(Dataset entries)
____________

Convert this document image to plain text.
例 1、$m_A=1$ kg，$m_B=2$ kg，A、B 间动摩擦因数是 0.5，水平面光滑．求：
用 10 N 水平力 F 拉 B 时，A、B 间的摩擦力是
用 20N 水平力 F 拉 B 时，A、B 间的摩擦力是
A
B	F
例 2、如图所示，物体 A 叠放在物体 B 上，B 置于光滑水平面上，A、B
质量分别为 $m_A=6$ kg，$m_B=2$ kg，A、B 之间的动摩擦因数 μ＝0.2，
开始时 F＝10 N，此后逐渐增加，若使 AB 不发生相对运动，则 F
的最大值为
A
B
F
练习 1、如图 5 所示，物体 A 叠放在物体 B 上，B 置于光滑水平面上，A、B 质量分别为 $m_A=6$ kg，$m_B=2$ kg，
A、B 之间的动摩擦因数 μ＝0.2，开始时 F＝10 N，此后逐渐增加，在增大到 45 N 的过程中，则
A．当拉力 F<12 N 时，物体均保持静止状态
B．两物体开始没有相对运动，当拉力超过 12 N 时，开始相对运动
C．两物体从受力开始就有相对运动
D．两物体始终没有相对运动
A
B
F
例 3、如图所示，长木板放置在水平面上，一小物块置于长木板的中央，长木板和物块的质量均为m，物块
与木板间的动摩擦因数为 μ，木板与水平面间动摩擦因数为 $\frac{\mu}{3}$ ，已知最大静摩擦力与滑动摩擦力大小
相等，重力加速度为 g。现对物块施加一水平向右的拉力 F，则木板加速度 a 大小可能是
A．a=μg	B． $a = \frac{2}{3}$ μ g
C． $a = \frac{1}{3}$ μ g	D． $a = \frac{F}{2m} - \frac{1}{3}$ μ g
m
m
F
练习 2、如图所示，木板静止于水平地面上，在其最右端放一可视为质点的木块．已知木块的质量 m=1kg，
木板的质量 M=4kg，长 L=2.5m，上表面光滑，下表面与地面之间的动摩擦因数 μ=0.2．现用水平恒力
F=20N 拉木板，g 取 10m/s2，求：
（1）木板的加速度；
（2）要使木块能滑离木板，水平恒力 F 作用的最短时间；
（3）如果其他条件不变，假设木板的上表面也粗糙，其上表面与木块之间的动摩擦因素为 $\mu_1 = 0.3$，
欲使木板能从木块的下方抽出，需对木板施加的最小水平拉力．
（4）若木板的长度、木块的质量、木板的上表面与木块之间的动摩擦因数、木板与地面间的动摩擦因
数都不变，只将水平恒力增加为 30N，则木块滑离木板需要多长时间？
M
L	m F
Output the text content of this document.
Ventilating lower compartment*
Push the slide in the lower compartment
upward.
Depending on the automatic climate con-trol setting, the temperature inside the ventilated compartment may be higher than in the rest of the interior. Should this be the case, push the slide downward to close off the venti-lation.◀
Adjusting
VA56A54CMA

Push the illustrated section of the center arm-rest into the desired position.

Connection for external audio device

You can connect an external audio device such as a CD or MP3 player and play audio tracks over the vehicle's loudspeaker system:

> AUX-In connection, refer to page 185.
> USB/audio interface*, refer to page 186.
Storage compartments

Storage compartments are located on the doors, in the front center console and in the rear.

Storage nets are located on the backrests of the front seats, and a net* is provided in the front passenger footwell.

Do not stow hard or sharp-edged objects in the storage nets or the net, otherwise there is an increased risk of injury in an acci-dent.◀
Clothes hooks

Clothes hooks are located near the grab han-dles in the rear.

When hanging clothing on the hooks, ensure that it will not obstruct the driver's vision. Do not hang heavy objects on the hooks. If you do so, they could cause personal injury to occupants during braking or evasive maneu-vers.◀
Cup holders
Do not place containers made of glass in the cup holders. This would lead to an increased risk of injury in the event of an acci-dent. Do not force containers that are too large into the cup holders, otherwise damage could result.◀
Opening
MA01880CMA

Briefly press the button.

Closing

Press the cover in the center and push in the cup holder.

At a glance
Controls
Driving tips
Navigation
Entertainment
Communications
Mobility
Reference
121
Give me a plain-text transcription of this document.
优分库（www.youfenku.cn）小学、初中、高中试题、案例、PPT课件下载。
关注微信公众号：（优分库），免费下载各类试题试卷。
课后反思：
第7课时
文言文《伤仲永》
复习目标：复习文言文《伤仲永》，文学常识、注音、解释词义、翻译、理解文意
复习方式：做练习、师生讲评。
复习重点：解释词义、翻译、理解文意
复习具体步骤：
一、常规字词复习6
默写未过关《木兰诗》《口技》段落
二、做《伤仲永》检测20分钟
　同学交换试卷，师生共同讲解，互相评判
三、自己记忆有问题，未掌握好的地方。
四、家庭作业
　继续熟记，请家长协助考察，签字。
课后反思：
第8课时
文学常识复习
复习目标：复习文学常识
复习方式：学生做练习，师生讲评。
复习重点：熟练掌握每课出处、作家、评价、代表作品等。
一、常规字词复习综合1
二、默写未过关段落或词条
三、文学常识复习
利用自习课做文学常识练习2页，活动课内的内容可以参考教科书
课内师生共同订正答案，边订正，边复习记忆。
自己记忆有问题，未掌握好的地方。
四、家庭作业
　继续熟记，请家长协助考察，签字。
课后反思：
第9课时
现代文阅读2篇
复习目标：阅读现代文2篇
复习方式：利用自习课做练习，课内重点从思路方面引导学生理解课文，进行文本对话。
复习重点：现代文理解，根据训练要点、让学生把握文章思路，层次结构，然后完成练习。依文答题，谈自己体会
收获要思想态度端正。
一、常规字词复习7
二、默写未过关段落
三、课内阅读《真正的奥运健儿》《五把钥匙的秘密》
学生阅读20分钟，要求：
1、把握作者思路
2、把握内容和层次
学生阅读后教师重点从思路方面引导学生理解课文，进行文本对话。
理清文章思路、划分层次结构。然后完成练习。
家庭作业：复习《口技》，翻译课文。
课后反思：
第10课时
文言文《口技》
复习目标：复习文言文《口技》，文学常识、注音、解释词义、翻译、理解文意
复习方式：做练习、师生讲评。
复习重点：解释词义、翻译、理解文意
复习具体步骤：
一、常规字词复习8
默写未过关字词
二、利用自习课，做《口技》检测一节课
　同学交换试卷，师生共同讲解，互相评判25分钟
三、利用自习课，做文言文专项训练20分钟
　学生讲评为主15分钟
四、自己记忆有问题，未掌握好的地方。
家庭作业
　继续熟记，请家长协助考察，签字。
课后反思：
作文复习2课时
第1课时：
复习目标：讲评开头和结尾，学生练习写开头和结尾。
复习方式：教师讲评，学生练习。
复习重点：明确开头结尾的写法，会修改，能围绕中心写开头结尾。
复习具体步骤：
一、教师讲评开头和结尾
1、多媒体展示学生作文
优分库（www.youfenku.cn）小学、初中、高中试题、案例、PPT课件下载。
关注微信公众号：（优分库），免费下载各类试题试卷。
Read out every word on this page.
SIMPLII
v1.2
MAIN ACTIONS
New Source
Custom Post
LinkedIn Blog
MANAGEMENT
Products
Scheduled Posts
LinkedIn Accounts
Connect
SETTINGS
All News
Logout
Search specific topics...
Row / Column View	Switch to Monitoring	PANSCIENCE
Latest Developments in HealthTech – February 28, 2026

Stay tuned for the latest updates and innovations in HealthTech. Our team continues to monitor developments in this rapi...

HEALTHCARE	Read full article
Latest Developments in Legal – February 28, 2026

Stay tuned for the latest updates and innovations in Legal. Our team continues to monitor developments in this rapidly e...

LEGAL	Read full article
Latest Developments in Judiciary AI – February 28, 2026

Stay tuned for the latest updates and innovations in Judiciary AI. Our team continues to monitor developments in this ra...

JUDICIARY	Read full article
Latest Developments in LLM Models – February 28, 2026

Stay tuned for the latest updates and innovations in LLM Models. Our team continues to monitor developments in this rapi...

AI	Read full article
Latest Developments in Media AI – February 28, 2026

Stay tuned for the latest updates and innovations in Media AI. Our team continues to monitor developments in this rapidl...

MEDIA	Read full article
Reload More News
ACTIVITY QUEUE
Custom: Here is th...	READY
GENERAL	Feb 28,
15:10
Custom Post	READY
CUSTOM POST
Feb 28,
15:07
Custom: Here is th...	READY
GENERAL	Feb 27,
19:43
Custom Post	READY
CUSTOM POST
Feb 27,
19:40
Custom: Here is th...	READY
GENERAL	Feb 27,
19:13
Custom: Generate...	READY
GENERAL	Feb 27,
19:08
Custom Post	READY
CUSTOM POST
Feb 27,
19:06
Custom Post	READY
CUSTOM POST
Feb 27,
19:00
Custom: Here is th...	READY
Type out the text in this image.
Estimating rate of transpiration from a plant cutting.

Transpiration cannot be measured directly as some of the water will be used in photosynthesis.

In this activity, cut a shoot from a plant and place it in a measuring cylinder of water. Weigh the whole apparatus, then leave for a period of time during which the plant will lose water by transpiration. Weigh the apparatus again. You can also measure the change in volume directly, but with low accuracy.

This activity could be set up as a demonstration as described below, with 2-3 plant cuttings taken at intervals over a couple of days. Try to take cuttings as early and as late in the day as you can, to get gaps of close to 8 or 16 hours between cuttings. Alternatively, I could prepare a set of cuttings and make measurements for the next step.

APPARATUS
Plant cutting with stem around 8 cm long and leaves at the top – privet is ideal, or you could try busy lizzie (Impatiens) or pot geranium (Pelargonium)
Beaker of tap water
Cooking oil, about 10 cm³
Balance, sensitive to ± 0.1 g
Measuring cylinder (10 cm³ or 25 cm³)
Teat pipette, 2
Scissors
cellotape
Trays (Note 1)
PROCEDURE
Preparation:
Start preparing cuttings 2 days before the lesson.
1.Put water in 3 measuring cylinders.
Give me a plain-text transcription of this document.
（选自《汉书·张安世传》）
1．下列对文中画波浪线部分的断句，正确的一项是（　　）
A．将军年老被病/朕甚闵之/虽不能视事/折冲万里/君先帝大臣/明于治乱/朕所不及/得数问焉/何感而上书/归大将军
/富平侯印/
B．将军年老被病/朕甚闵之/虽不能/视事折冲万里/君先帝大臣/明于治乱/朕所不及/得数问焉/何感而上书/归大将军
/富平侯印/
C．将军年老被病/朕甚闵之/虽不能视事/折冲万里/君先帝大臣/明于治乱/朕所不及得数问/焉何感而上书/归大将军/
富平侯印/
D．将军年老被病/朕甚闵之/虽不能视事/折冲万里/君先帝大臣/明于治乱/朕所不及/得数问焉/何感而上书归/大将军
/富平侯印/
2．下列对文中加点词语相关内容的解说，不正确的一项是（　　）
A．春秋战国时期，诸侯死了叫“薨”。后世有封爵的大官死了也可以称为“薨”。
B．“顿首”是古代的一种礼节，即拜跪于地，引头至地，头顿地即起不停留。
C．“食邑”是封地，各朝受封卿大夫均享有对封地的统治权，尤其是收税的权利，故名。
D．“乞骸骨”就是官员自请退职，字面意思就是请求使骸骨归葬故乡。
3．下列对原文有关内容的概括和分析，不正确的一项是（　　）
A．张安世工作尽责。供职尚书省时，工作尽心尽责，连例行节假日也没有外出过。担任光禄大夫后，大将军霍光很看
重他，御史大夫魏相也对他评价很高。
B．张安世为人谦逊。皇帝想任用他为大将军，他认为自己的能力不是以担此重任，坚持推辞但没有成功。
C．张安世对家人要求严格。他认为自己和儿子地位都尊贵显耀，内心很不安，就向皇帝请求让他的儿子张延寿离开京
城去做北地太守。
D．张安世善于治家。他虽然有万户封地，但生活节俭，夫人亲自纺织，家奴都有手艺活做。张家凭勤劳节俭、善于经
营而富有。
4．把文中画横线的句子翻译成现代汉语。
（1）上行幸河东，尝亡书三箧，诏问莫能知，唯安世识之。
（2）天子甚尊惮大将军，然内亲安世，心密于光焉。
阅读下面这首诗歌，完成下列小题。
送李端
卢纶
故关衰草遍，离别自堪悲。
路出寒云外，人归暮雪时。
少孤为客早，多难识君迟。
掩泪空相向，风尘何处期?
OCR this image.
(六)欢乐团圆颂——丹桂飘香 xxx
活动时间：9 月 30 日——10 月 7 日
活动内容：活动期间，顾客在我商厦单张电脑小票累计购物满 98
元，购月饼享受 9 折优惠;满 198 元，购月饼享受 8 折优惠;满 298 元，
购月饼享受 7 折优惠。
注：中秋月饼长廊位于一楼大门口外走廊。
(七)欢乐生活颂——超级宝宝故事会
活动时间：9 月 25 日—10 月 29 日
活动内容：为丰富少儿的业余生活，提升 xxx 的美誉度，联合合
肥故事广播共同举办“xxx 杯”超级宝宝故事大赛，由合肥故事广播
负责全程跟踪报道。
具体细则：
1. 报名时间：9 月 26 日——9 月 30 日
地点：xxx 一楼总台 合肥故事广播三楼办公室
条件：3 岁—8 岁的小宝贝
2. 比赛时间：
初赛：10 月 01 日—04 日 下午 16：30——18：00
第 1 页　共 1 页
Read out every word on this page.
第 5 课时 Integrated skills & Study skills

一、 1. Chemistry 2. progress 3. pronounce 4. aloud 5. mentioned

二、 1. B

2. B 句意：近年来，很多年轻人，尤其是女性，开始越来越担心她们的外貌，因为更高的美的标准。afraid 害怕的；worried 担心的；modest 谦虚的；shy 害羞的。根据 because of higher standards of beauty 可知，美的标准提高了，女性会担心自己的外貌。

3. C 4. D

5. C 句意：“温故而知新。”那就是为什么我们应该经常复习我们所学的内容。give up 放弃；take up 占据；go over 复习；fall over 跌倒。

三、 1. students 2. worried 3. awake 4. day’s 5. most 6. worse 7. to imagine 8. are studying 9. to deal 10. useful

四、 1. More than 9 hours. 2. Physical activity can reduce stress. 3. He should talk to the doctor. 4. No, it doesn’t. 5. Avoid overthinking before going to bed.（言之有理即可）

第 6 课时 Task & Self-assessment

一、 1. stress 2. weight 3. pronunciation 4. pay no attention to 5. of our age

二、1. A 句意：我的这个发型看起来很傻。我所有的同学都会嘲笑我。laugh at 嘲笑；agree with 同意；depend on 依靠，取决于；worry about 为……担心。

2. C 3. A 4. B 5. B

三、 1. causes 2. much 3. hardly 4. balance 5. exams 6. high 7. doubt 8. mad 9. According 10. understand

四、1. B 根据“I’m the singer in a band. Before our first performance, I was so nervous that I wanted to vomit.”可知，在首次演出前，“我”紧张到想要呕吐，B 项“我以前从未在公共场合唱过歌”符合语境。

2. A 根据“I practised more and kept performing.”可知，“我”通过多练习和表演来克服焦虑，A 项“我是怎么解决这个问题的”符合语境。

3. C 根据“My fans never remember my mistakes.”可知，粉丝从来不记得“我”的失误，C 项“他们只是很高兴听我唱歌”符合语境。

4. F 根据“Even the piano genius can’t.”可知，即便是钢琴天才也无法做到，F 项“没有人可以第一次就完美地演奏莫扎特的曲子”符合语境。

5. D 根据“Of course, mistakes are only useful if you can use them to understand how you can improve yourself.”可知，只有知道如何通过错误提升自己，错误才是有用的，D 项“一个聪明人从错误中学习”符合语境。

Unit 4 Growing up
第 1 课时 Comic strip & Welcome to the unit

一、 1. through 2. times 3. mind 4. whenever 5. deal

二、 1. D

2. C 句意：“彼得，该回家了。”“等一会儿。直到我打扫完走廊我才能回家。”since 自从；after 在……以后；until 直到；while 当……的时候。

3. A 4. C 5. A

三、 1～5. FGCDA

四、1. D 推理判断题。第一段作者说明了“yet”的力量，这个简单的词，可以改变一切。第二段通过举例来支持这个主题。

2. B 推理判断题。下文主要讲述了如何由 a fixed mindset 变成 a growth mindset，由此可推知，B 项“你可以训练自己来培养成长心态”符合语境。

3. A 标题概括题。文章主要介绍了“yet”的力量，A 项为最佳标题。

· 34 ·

____________

→ **Required task**
For each line above that contains the word "质量分别为", copy that line.

→ **Output of the exercise**
质量分别为 $m_A=6$ kg，$m_B=2$ kg，A、B 之间的动摩擦因数 μ＝0.2，
练习 1、如图 5 所示，物体 A 叠放在物体 B 上，B 置于光滑水平面上，A、B 质量分别为 $m_A=6$ kg，$m_B=2$ kg，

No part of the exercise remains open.